_Exercise details_
From the entries below, please gather each line containing the string "eyebrow".

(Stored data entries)
◇ ◇ ◇ ◇ ◇
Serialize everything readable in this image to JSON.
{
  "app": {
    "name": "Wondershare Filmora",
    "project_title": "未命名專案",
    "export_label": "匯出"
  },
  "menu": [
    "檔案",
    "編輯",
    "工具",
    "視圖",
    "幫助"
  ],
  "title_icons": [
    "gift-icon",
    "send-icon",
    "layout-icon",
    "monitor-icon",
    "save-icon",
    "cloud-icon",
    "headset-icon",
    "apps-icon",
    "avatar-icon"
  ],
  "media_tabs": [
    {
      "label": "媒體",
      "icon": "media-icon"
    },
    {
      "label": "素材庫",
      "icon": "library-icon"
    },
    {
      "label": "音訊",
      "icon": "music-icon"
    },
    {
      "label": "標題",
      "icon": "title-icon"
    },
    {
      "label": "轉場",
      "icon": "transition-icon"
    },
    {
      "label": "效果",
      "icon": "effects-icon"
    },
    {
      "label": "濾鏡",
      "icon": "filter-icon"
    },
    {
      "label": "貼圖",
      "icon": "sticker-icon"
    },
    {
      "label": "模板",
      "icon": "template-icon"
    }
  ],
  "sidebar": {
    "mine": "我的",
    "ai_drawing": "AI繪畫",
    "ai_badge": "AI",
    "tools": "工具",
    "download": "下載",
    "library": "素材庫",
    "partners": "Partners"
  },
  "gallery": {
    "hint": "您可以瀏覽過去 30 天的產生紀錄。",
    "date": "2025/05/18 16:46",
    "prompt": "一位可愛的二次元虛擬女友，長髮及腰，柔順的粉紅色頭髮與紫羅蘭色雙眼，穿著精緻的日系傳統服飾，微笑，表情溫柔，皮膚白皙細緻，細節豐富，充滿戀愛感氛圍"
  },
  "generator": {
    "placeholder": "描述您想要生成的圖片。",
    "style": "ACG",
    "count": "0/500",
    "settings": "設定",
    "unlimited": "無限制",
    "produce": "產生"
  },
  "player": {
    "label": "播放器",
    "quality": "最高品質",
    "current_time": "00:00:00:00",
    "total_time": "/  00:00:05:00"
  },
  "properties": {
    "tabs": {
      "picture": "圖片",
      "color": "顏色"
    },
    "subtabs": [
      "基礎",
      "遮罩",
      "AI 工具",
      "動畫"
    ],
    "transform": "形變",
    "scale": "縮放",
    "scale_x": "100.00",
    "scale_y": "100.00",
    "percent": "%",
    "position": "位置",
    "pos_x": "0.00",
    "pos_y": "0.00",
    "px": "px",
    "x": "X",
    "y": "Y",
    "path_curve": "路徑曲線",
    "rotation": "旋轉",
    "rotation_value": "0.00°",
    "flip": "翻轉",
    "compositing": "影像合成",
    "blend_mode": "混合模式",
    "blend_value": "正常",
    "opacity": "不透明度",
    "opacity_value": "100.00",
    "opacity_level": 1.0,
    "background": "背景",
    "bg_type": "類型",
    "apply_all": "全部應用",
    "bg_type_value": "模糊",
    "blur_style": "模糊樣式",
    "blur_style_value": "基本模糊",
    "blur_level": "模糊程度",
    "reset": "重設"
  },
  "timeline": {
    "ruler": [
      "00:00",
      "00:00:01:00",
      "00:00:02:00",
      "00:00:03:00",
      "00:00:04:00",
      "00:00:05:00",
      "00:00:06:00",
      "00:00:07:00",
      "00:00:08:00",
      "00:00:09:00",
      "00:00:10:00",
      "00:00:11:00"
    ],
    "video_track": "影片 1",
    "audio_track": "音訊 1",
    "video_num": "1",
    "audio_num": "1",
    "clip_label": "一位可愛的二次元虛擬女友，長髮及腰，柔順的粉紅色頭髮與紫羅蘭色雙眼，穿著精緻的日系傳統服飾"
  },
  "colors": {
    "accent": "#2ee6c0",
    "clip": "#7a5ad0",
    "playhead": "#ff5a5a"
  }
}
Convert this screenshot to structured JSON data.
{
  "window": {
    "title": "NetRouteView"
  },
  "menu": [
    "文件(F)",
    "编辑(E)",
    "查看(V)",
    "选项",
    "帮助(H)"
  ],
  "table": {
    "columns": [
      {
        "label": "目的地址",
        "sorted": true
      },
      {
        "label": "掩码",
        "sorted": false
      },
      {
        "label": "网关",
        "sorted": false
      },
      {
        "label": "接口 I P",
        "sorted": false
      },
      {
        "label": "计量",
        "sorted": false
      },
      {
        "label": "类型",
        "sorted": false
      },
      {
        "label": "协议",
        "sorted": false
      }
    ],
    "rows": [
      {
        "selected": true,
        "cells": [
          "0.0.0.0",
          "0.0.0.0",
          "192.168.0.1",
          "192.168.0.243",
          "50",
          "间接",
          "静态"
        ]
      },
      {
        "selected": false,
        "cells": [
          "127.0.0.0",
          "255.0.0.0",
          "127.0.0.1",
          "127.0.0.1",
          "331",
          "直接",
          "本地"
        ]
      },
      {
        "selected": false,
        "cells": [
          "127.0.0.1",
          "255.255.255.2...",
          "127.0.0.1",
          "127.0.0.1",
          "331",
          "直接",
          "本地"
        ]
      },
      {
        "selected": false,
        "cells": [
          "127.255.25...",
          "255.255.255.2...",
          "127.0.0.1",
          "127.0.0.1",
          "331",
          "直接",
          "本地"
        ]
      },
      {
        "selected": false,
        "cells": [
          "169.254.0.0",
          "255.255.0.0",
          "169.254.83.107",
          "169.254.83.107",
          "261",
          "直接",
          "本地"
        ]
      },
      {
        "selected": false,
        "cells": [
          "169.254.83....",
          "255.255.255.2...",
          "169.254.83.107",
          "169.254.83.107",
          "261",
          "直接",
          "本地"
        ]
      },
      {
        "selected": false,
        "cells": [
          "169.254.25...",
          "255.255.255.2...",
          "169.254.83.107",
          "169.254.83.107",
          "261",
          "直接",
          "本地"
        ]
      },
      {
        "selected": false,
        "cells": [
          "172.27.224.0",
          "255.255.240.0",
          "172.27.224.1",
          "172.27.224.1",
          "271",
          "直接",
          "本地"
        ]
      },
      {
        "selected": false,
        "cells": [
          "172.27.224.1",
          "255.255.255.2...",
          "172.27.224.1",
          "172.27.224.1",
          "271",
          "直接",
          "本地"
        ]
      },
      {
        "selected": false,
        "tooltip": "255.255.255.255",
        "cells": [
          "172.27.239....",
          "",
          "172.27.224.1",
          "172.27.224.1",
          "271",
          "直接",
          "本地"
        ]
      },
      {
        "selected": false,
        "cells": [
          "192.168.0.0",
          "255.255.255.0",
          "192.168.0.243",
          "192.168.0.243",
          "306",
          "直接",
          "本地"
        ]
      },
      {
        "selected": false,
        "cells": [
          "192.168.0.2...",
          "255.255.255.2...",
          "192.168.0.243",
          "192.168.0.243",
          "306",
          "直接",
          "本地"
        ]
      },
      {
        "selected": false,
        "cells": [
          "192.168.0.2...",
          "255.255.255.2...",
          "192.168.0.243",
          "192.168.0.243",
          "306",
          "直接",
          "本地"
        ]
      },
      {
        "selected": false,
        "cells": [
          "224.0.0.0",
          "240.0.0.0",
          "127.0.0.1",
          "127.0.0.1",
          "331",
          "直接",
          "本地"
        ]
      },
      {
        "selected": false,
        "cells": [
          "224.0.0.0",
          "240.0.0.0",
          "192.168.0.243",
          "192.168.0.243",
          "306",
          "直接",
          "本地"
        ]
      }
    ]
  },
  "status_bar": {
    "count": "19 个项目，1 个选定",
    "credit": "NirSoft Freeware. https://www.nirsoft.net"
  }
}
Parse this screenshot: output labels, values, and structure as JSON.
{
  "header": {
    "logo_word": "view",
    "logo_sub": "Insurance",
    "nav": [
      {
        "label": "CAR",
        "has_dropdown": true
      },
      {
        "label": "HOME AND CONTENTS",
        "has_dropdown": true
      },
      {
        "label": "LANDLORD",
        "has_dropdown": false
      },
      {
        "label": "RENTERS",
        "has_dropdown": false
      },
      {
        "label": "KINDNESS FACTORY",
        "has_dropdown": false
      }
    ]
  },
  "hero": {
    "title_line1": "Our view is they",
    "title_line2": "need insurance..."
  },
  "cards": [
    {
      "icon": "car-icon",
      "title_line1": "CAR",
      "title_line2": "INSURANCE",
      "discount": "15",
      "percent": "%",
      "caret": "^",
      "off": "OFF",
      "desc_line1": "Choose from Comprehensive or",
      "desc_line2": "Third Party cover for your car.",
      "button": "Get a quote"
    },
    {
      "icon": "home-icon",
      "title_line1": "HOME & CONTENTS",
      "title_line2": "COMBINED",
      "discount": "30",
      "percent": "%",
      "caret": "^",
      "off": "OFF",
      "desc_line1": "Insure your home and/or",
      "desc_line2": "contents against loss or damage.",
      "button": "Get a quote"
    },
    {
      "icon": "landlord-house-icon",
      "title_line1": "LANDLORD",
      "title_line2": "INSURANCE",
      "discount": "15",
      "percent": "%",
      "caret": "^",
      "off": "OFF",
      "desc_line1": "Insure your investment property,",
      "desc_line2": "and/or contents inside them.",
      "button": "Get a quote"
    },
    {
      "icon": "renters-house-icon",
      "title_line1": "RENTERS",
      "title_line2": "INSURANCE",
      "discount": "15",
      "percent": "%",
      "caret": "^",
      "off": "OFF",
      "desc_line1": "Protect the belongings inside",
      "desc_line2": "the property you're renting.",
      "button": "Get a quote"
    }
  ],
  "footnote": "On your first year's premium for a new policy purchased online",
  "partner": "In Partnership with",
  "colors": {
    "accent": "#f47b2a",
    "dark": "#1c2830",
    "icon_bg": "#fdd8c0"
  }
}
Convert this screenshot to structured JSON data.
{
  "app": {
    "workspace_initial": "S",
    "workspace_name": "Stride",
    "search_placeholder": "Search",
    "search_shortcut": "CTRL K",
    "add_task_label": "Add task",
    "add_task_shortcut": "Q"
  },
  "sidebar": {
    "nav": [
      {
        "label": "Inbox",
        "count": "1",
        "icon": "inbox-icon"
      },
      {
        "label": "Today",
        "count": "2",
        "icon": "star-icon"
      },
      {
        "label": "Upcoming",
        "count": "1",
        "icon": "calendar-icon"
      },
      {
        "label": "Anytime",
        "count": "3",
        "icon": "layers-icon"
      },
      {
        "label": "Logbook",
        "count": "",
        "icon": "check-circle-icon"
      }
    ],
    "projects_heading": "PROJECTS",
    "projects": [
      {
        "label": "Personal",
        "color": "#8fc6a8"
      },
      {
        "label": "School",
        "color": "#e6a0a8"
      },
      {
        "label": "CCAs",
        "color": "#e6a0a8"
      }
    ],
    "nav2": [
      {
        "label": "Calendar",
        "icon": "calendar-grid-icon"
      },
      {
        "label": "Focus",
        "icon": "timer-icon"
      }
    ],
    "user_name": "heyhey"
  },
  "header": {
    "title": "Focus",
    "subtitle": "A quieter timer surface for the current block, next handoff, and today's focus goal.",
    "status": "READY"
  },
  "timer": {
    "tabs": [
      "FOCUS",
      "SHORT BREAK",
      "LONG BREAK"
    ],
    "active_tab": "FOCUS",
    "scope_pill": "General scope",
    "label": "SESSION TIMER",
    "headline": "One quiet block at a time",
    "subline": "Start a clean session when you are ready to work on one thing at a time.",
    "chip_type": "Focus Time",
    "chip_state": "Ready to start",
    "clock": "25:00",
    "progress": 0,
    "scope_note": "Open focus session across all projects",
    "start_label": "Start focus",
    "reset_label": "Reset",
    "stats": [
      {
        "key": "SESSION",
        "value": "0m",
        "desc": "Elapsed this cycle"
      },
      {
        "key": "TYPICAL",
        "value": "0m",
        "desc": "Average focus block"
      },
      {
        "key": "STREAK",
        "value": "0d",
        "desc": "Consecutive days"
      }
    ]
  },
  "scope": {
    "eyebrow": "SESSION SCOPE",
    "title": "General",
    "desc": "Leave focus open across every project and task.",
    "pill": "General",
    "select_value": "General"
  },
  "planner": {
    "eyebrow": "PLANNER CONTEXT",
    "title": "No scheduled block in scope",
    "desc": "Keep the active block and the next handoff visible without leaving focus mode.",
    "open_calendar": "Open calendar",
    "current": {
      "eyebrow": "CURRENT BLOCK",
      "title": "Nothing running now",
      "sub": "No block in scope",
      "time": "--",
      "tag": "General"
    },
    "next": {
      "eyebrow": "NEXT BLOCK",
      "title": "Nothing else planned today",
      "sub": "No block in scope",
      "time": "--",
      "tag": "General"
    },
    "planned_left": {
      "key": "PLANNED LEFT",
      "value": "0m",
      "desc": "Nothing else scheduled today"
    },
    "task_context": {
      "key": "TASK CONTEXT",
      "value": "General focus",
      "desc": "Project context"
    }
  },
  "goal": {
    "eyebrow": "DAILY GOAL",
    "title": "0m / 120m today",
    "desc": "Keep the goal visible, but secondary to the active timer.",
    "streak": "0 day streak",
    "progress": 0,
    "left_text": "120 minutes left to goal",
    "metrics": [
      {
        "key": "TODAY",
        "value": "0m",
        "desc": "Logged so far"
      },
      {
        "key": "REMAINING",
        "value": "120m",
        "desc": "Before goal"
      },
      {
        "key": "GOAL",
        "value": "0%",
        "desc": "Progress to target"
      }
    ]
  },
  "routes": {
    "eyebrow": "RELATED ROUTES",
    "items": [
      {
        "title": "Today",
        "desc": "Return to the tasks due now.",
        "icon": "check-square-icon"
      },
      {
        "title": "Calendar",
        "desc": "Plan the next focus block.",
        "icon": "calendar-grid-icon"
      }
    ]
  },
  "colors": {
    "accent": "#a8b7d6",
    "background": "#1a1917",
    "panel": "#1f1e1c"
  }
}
◇ ◇ ◇ ◇ ◇
_Written response_
    "eyebrow": "SESSION SCOPE",
    "eyebrow": "PLANNER CONTEXT",
      "eyebrow": "CURRENT BLOCK",
      "eyebrow": "NEXT BLOCK",
    "eyebrow": "DAILY GOAL",
    "eyebrow": "RELATED ROUTES",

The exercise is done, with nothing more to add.